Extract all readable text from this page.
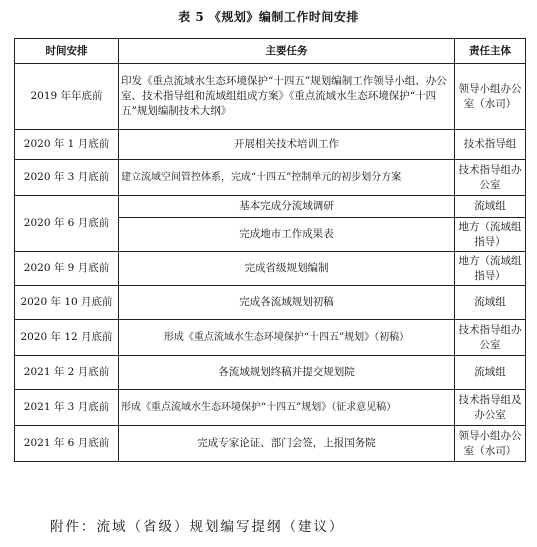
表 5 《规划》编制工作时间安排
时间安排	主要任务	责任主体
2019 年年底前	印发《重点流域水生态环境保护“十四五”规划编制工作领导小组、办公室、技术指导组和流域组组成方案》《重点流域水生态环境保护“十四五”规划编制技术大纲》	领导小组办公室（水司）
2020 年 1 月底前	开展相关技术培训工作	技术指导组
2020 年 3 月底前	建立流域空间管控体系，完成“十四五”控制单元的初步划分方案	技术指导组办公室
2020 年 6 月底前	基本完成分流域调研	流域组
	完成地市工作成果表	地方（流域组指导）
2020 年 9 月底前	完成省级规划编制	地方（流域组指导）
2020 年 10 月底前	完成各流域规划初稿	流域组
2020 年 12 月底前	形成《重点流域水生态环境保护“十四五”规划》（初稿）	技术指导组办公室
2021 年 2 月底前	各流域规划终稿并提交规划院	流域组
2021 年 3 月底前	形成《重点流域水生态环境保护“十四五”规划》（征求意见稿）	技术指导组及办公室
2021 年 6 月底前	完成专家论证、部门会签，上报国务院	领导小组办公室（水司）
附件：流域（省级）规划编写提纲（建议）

......

Write the entries above out in full, exactly, with no images.

_RESULT BELOW:_
Extract all readable text from this page.
表 5 《规划》编制工作时间安排
时间安排	主要任务	责任主体
2019 年年底前	印发《重点流域水生态环境保护“十四五”规划编制工作领导小组、办公室、技术指导组和流域组组成方案》《重点流域水生态环境保护“十四五”规划编制技术大纲》	领导小组办公室（水司）
2020 年 1 月底前	开展相关技术培训工作	技术指导组
2020 年 3 月底前	建立流域空间管控体系，完成“十四五”控制单元的初步划分方案	技术指导组办公室
2020 年 6 月底前	基本完成分流域调研	流域组
	完成地市工作成果表	地方（流域组指导）
2020 年 9 月底前	完成省级规划编制	地方（流域组指导）
2020 年 10 月底前	完成各流域规划初稿	流域组
2020 年 12 月底前	形成《重点流域水生态环境保护“十四五”规划》（初稿）	技术指导组办公室
2021 年 2 月底前	各流域规划终稿并提交规划院	流域组
2021 年 3 月底前	形成《重点流域水生态环境保护“十四五”规划》（征求意见稿）	技术指导组及办公室
2021 年 6 月底前	完成专家论证、部门会签，上报国务院	领导小组办公室（水司）
附件：流域（省级）规划编写提纲（建议）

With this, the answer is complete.